Exercise aim: Return the listing below in full, with every line exactly as it is.

====

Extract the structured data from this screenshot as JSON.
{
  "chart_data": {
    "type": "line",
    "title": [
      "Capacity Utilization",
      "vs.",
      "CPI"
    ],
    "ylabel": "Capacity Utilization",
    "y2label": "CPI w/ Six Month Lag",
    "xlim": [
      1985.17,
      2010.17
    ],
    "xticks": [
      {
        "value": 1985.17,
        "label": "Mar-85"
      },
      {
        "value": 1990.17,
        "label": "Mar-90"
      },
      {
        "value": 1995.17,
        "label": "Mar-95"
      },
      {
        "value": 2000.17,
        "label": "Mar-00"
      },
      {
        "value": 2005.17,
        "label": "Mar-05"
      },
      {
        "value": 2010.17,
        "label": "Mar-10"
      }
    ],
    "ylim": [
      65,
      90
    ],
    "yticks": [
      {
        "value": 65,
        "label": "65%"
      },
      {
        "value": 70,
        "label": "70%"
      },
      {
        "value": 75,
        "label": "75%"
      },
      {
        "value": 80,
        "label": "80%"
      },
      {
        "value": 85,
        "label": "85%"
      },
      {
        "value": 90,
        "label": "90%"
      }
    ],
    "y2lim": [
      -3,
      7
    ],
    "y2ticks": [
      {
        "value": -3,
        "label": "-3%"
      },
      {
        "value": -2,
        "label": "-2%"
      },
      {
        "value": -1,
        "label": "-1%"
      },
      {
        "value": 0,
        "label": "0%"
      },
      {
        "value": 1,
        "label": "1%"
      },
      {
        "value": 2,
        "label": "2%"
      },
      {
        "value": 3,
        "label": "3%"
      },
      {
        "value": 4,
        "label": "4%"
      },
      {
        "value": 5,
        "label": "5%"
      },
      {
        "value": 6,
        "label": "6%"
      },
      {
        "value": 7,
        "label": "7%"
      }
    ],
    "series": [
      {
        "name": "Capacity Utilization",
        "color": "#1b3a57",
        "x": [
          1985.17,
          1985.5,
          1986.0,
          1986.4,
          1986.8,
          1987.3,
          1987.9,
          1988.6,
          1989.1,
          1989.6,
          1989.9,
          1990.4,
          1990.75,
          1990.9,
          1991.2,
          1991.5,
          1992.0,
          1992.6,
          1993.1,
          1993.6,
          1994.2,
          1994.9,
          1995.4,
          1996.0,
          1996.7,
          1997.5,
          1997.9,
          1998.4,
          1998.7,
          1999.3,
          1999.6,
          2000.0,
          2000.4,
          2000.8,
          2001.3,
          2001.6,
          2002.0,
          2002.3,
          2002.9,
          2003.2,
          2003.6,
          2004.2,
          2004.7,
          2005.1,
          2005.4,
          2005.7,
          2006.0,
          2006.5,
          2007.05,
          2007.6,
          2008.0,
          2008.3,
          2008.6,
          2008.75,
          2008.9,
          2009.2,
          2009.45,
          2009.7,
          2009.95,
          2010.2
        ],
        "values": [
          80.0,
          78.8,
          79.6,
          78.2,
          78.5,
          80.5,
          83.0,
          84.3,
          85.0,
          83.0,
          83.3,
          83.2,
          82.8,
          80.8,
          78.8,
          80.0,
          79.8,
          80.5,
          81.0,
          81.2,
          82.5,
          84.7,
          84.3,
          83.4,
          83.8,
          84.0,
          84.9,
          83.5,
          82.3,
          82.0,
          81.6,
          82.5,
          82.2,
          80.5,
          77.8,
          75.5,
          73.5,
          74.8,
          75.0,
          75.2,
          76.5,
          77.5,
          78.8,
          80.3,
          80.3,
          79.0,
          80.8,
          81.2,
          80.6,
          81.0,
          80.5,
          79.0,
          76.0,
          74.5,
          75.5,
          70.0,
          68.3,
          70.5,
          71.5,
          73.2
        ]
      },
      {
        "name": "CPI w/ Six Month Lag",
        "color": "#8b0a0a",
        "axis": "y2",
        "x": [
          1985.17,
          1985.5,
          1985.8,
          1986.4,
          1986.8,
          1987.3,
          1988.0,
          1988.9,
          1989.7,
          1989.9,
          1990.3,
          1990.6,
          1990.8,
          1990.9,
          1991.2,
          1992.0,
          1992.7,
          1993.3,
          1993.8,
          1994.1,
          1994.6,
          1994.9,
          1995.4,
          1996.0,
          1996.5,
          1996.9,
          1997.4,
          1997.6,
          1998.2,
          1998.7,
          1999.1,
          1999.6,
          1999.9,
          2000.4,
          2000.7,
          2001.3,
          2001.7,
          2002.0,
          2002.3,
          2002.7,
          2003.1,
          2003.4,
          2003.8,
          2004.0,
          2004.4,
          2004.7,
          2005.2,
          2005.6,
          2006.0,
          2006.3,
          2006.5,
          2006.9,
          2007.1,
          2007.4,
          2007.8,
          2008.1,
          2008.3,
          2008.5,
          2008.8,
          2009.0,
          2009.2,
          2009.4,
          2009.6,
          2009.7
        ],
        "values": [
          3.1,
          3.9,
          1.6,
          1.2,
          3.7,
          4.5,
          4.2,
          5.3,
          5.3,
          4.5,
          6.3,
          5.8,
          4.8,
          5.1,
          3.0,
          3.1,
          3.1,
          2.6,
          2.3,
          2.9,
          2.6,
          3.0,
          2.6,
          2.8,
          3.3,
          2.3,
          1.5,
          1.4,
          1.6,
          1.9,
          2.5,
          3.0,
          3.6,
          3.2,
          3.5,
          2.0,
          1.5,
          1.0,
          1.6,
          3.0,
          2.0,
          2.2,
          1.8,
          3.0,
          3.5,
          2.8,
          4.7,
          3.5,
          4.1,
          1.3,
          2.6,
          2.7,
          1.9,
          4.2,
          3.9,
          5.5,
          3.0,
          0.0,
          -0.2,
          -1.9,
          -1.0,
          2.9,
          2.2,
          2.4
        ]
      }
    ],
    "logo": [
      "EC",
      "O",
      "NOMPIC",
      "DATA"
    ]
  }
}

====

Result:
Extract the structured data from this screenshot as JSON.
{
  "chart_data": {
    "type": "line",
    "title": [
      "Capacity Utilization",
      "vs.",
      "CPI"
    ],
    "ylabel": "Capacity Utilization",
    "y2label": "CPI w/ Six Month Lag",
    "xlim": [
      1985.17,
      2010.17
    ],
    "xticks": [
      {
        "value": 1985.17,
        "label": "Mar-85"
      },
      {
        "value": 1990.17,
        "label": "Mar-90"
      },
      {
        "value": 1995.17,
        "label": "Mar-95"
      },
      {
        "value": 2000.17,
        "label": "Mar-00"
      },
      {
        "value": 2005.17,
        "label": "Mar-05"
      },
      {
        "value": 2010.17,
        "label": "Mar-10"
      }
    ],
    "ylim": [
      65,
      90
    ],
    "yticks": [
      {
        "value": 65,
        "label": "65%"
      },
      {
        "value": 70,
        "label": "70%"
      },
      {
        "value": 75,
        "label": "75%"
      },
      {
        "value": 80,
        "label": "80%"
      },
      {
        "value": 85,
        "label": "85%"
      },
      {
        "value": 90,
        "label": "90%"
      }
    ],
    "y2lim": [
      -3,
      7
    ],
    "y2ticks": [
      {
        "value": -3,
        "label": "-3%"
      },
      {
        "value": -2,
        "label": "-2%"
      },
      {
        "value": -1,
        "label": "-1%"
      },
      {
        "value": 0,
        "label": "0%"
      },
      {
        "value": 1,
        "label": "1%"
      },
      {
        "value": 2,
        "label": "2%"
      },
      {
        "value": 3,
        "label": "3%"
      },
      {
        "value": 4,
        "label": "4%"
      },
      {
        "value": 5,
        "label": "5%"
      },
      {
        "value": 6,
        "label": "6%"
      },
      {
        "value": 7,
        "label": "7%"
      }
    ],
    "series": [
      {
        "name": "Capacity Utilization",
        "color": "#1b3a57",
        "x": [
          1985.17,
          1985.5,
          1986.0,
          1986.4,
          1986.8,
          1987.3,
          1987.9,
          1988.6,
          1989.1,
          1989.6,
          1989.9,
          1990.4,
          1990.75,
          1990.9,
          1991.2,
          1991.5,
          1992.0,
          1992.6,
          1993.1,
          1993.6,
          1994.2,
          1994.9,
          1995.4,
          1996.0,
          1996.7,
          1997.5,
          1997.9,
          1998.4,
          1998.7,
          1999.3,
          1999.6,
          2000.0,
          2000.4,
          2000.8,
          2001.3,
          2001.6,
          2002.0,
          2002.3,
          2002.9,
          2003.2,
          2003.6,
          2004.2,
          2004.7,
          2005.1,
          2005.4,
          2005.7,
          2006.0,
          2006.5,
          2007.05,
          2007.6,
          2008.0,
          2008.3,
          2008.6,
          2008.75,
          2008.9,
          2009.2,
          2009.45,
          2009.7,
          2009.95,
          2010.2
        ],
        "values": [
          80.0,
          78.8,
          79.6,
          78.2,
          78.5,
          80.5,
          83.0,
          84.3,
          85.0,
          83.0,
          83.3,
          83.2,
          82.8,
          80.8,
          78.8,
          80.0,
          79.8,
          80.5,
          81.0,
          81.2,
          82.5,
          84.7,
          84.3,
          83.4,
          83.8,
          84.0,
          84.9,
          83.5,
          82.3,
          82.0,
          81.6,
          82.5,
          82.2,
          80.5,
          77.8,
          75.5,
          73.5,
          74.8,
          75.0,
          75.2,
          76.5,
          77.5,
          78.8,
          80.3,
          80.3,
          79.0,
          80.8,
          81.2,
          80.6,
          81.0,
          80.5,
          79.0,
          76.0,
          74.5,
          75.5,
          70.0,
          68.3,
          70.5,
          71.5,
          73.2
        ]
      },
      {
        "name": "CPI w/ Six Month Lag",
        "color": "#8b0a0a",
        "axis": "y2",
        "x": [
          1985.17,
          1985.5,
          1985.8,
          1986.4,
          1986.8,
          1987.3,
          1988.0,
          1988.9,
          1989.7,
          1989.9,
          1990.3,
          1990.6,
          1990.8,
          1990.9,
          1991.2,
          1992.0,
          1992.7,
          1993.3,
          1993.8,
          1994.1,
          1994.6,
          1994.9,
          1995.4,
          1996.0,
          1996.5,
          1996.9,
          1997.4,
          1997.6,
          1998.2,
          1998.7,
          1999.1,
          1999.6,
          1999.9,
          2000.4,
          2000.7,
          2001.3,
          2001.7,
          2002.0,
          2002.3,
          2002.7,
          2003.1,
          2003.4,
          2003.8,
          2004.0,
          2004.4,
          2004.7,
          2005.2,
          2005.6,
          2006.0,
          2006.3,
          2006.5,
          2006.9,
          2007.1,
          2007.4,
          2007.8,
          2008.1,
          2008.3,
          2008.5,
          2008.8,
          2009.0,
          2009.2,
          2009.4,
          2009.6,
          2009.7
        ],
        "values": [
          3.1,
          3.9,
          1.6,
          1.2,
          3.7,
          4.5,
          4.2,
          5.3,
          5.3,
          4.5,
          6.3,
          5.8,
          4.8,
          5.1,
          3.0,
          3.1,
          3.1,
          2.6,
          2.3,
          2.9,
          2.6,
          3.0,
          2.6,
          2.8,
          3.3,
          2.3,
          1.5,
          1.4,
          1.6,
          1.9,
          2.5,
          3.0,
          3.6,
          3.2,
          3.5,
          2.0,
          1.5,
          1.0,
          1.6,
          3.0,
          2.0,
          2.2,
          1.8,
          3.0,
          3.5,
          2.8,
          4.7,
          3.5,
          4.1,
          1.3,
          2.6,
          2.7,
          1.9,
          4.2,
          3.9,
          5.5,
          3.0,
          0.0,
          -0.2,
          -1.9,
          -1.0,
          2.9,
          2.2,
          2.4
        ]
      }
    ],
    "logo": [
      "EC",
      "O",
      "NOMPIC",
      "DATA"
    ]
  }
}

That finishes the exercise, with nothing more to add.